## Objective
Find the lines holding the string "subtitle" in the data, then copy all of them.

## Rows from a dataset
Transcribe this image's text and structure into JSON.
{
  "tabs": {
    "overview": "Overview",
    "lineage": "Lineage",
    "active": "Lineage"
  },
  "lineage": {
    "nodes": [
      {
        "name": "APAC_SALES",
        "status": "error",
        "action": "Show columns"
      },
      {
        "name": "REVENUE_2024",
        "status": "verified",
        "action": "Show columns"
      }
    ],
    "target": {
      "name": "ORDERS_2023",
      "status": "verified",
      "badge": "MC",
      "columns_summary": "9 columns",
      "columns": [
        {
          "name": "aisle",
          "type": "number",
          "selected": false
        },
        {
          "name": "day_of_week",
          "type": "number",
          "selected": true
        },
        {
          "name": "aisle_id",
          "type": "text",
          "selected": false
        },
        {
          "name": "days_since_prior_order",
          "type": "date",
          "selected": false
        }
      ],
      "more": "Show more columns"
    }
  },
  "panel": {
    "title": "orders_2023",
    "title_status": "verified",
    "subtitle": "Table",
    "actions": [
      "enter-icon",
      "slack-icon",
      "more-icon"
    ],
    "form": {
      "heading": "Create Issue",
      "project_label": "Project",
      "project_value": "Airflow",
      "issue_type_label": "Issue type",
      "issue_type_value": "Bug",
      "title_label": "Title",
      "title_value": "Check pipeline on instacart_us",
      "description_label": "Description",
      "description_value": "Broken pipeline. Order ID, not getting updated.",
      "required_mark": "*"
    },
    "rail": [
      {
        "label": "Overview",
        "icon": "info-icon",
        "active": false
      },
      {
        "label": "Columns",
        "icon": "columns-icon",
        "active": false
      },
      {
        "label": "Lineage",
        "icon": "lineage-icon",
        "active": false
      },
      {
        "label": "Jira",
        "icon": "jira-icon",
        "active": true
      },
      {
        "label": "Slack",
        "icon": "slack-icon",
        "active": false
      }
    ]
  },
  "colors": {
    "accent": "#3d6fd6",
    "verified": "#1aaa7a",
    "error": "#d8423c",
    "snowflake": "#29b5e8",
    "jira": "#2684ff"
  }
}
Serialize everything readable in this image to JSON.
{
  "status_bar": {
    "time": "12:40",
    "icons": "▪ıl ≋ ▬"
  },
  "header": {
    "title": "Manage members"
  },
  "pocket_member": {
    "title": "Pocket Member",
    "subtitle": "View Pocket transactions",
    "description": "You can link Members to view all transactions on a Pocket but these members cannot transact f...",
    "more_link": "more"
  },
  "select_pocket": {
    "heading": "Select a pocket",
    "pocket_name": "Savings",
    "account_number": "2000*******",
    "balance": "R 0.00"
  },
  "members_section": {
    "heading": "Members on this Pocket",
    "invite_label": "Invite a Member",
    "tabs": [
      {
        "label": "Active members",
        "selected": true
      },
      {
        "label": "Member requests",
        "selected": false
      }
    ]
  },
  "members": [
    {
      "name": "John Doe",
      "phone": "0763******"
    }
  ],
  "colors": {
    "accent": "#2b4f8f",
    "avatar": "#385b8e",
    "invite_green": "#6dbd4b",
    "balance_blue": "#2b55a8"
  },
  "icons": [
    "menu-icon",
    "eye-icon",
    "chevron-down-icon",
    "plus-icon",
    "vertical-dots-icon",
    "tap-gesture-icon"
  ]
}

## Expected answer
    "subtitle": "Table",
    "subtitle": "View Pocket transactions",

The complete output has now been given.